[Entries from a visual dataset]
──────────
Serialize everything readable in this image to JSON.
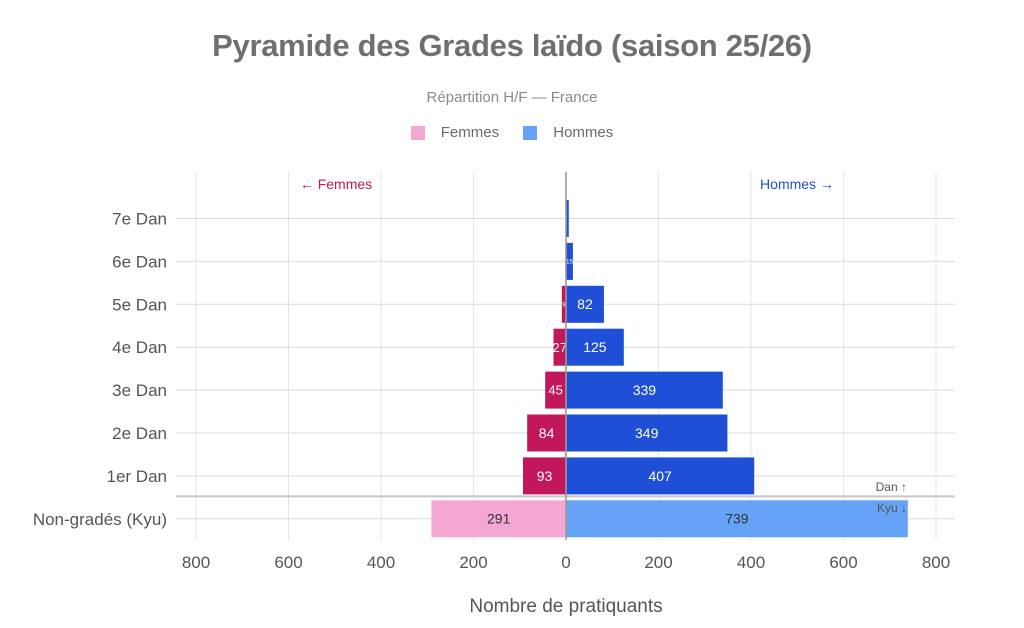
{
  "chart_data": {
    "type": "bar",
    "orientation": "horizontal",
    "layout": "population-pyramid",
    "title": "Pyramide des Grades laïdo (saison 25/26)",
    "subtitle": "Répartition H/F — France",
    "xlabel": "Nombre de pratiquants",
    "ylabel": "",
    "xlim": [
      -800,
      800
    ],
    "x_ticks": [
      -800,
      -600,
      -400,
      -200,
      0,
      200,
      400,
      600,
      800
    ],
    "x_tick_labels": [
      "800",
      "600",
      "400",
      "200",
      "0",
      "200",
      "400",
      "600",
      "800"
    ],
    "grid": true,
    "legend_position": "top-center",
    "categories": [
      "7e Dan",
      "6e Dan",
      "5e Dan",
      "4e Dan",
      "3e Dan",
      "2e Dan",
      "1er Dan",
      "Non-gradés (Kyu)"
    ],
    "series": [
      {
        "name": "Femmes",
        "values": [
          0,
          1,
          9,
          27,
          45,
          84,
          93,
          291
        ],
        "labels": [
          "",
          "",
          "9",
          "27",
          "45",
          "84",
          "93",
          "291"
        ],
        "color": "#c2185b",
        "kyu_color": "#f4a7d3"
      },
      {
        "name": "Hommes",
        "values": [
          6,
          15,
          82,
          125,
          339,
          349,
          407,
          739
        ],
        "labels": [
          "",
          "15",
          "82",
          "125",
          "339",
          "349",
          "407",
          "739"
        ],
        "color": "#1e4fd6",
        "kyu_color": "#64a3f5"
      }
    ],
    "annotations": {
      "left": "← Femmes",
      "right": "Hommes →",
      "dan_marker": "Dan ↑",
      "kyu_marker": "Kyu ↓"
    }
  }
}
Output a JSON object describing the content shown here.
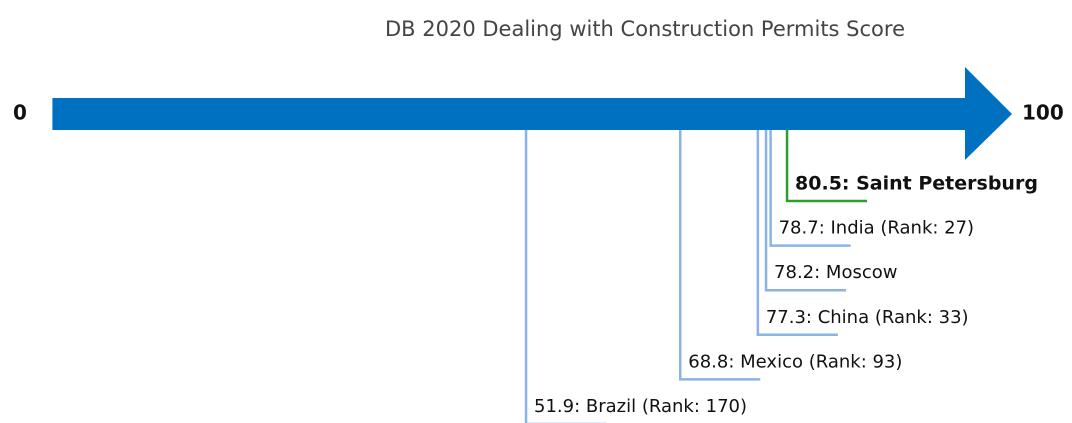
{
  "chart_data": {
    "type": "numberline",
    "title": "DB 2020 Dealing with Construction Permits Score",
    "xlim": [
      0,
      100
    ],
    "xticks": [
      0,
      100
    ],
    "axis_color": "#0070c0",
    "values": [
      80.5,
      78.7,
      78.2,
      77.3,
      68.8,
      51.9
    ],
    "value_labels": [
      "80.5: Saint Petersburg",
      "78.7: India (Rank: 27)",
      "78.2: Moscow",
      "77.3: China (Rank: 33)",
      "68.8: Mexico (Rank: 93)",
      "51.9: Brazil (Rank: 170)"
    ],
    "colors": [
      "#2ca02c",
      "#8ab4e8",
      "#8ab4e8",
      "#8ab4e8",
      "#8ab4e8",
      "#8ab4e8"
    ],
    "highlight_index": 0
  }
}
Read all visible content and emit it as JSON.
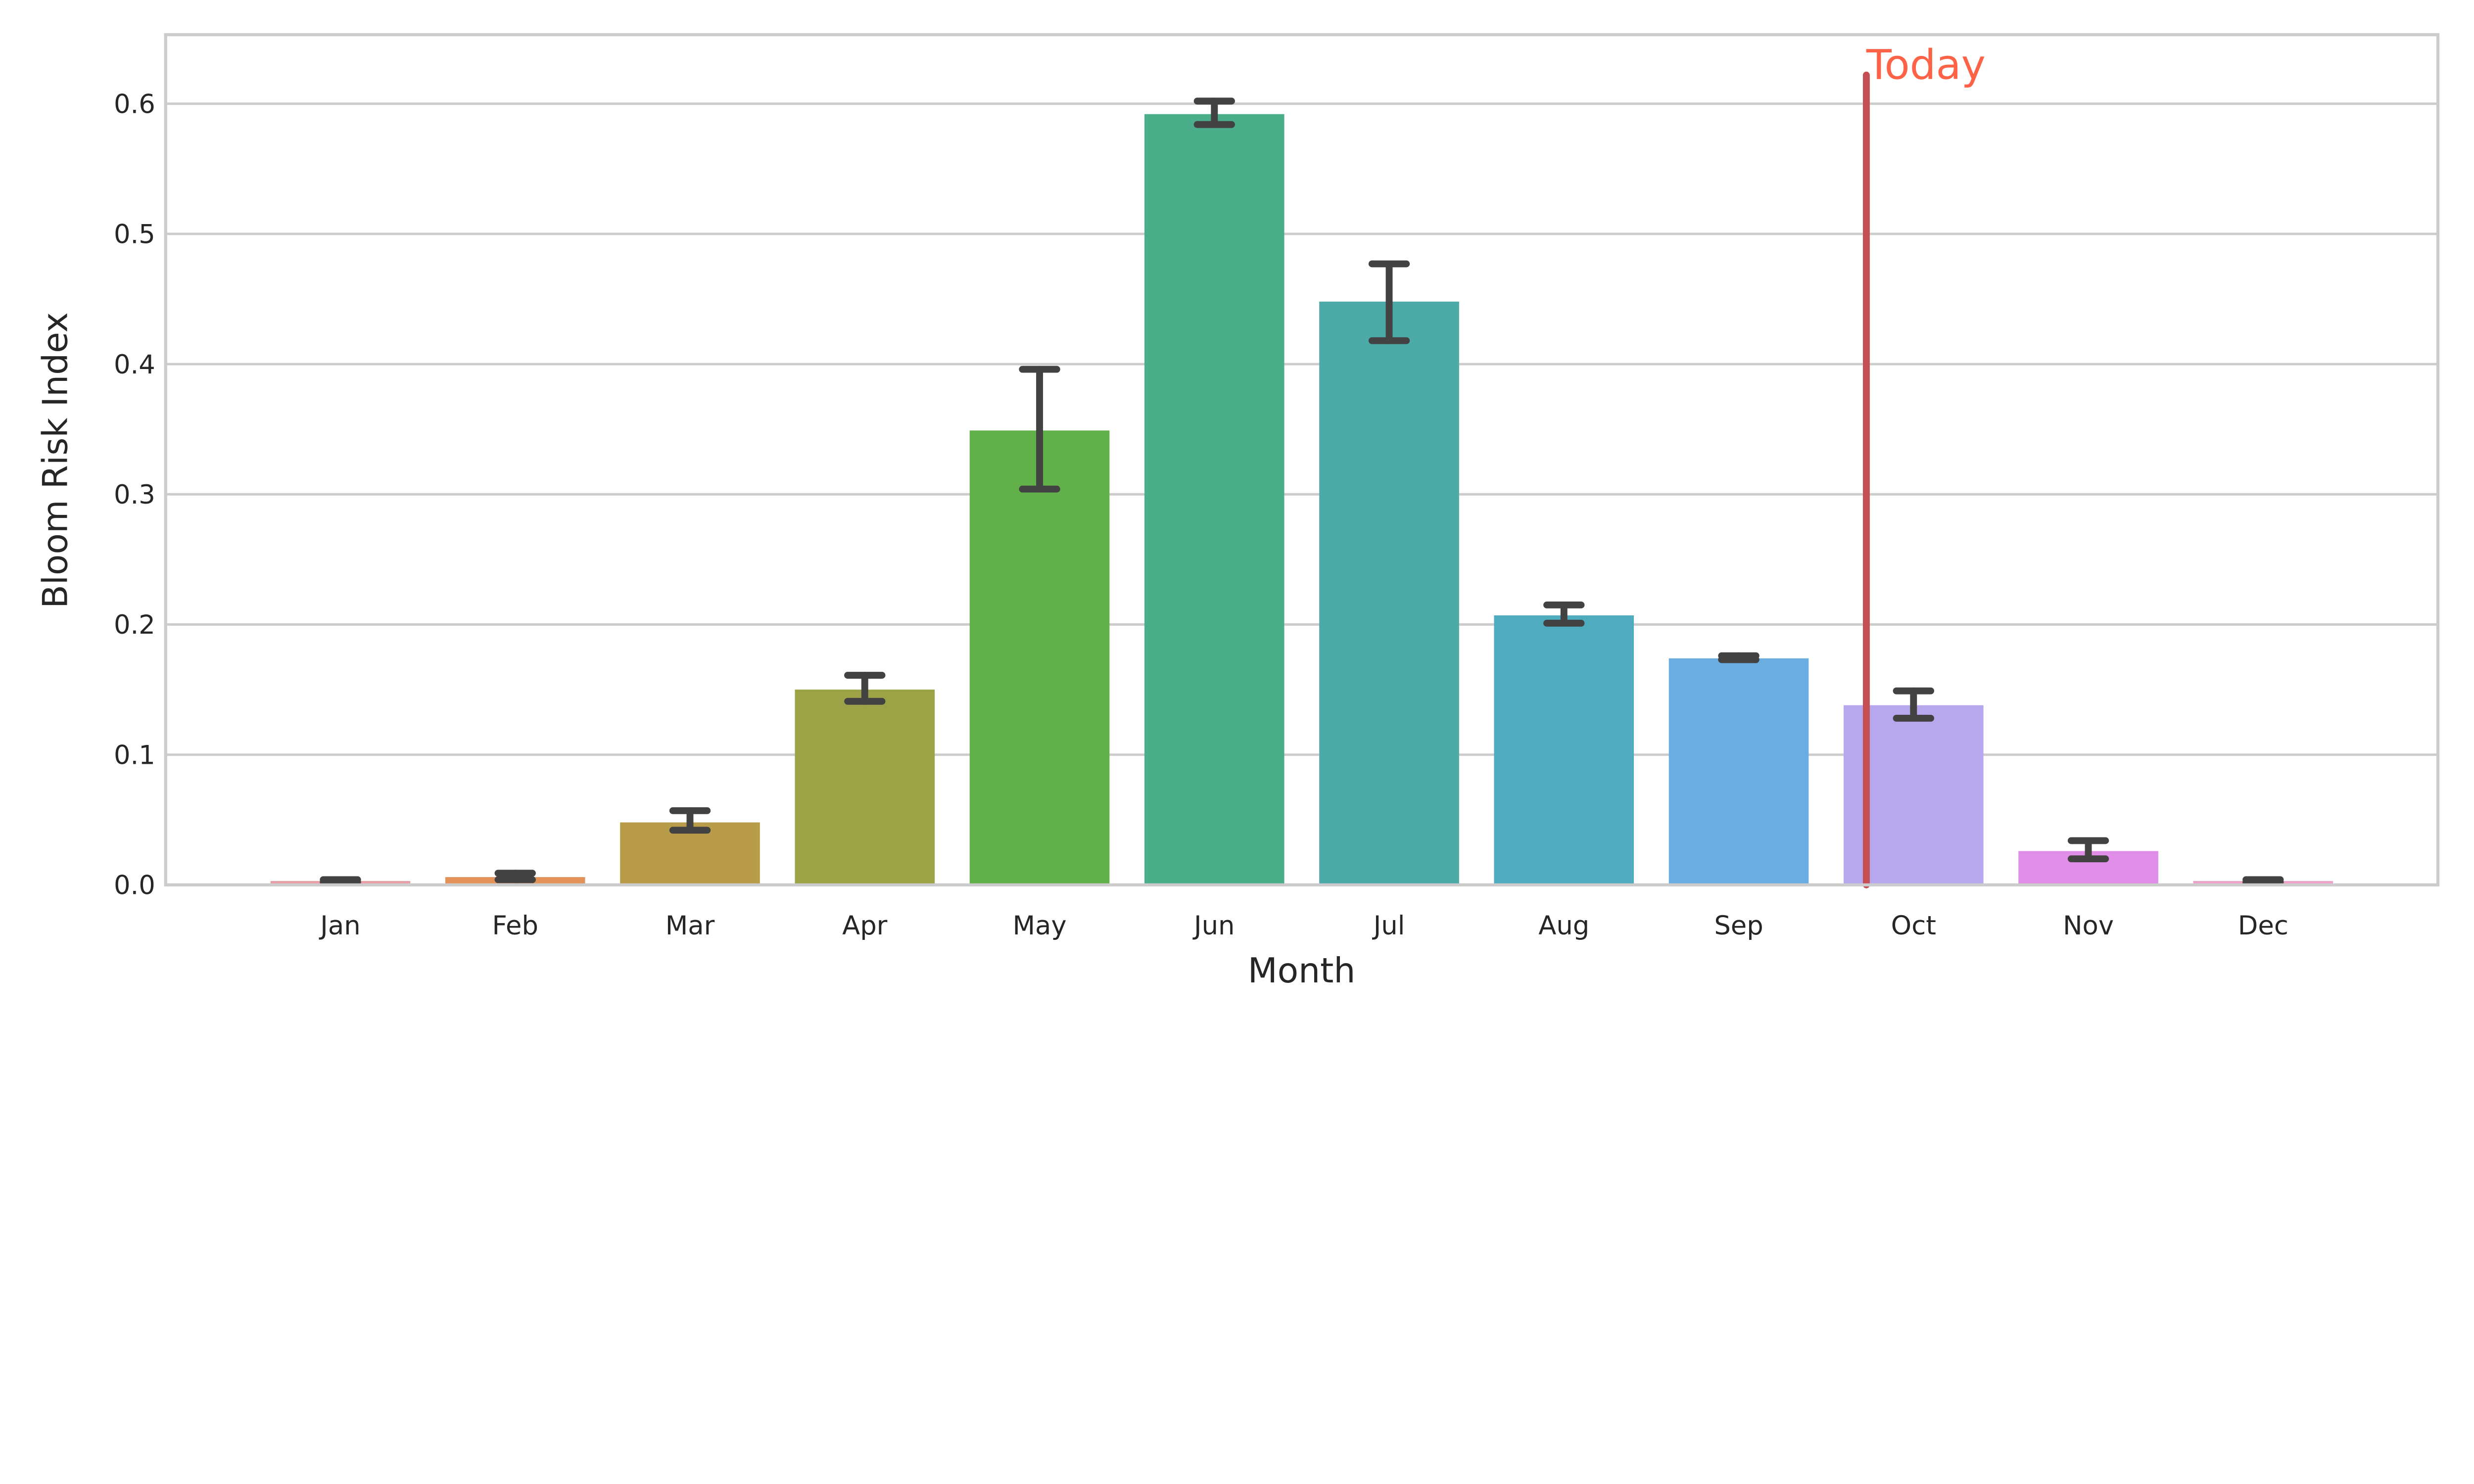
{
  "chart_data": {
    "type": "bar",
    "title": "",
    "xlabel": "Month",
    "ylabel": "Bloom Risk Index",
    "ylim": [
      0,
      0.653
    ],
    "yticks": [
      "0.0",
      "0.1",
      "0.2",
      "0.3",
      "0.4",
      "0.5",
      "0.6"
    ],
    "grid": "horizontal",
    "categories": [
      "Jan",
      "Feb",
      "Mar",
      "Apr",
      "May",
      "Jun",
      "Jul",
      "Aug",
      "Sep",
      "Oct",
      "Nov",
      "Dec"
    ],
    "values": [
      0.003,
      0.006,
      0.048,
      0.15,
      0.349,
      0.592,
      0.448,
      0.207,
      0.174,
      0.138,
      0.026,
      0.003
    ],
    "error_low": [
      0.002,
      0.004,
      0.042,
      0.141,
      0.304,
      0.584,
      0.418,
      0.201,
      0.173,
      0.128,
      0.02,
      0.002
    ],
    "error_high": [
      0.004,
      0.009,
      0.057,
      0.161,
      0.396,
      0.602,
      0.477,
      0.215,
      0.176,
      0.149,
      0.034,
      0.004
    ],
    "colors": [
      "#e8a0a8",
      "#e3925a",
      "#b89c49",
      "#9ba346",
      "#61b04a",
      "#4aae8a",
      "#4caaa7",
      "#4fabbe",
      "#6aaee1",
      "#b7a7ec",
      "#e08ee8",
      "#eea3ca"
    ],
    "error_color": "#424242",
    "annotation": {
      "label": "Today",
      "position": 8.73,
      "y_top": 0.622,
      "line_color": "#c44e52",
      "text_color": "#ff6347"
    }
  }
}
──────────
• _TASK_
Pick out every line with the string "Rank" and copy it.

• _TASK ANSWER_
      "78.7: India (Rank: 27)",
      "77.3: China (Rank: 33)",
      "68.8: Mexico (Rank: 93)",
      "51.9: Brazil (Rank: 170)"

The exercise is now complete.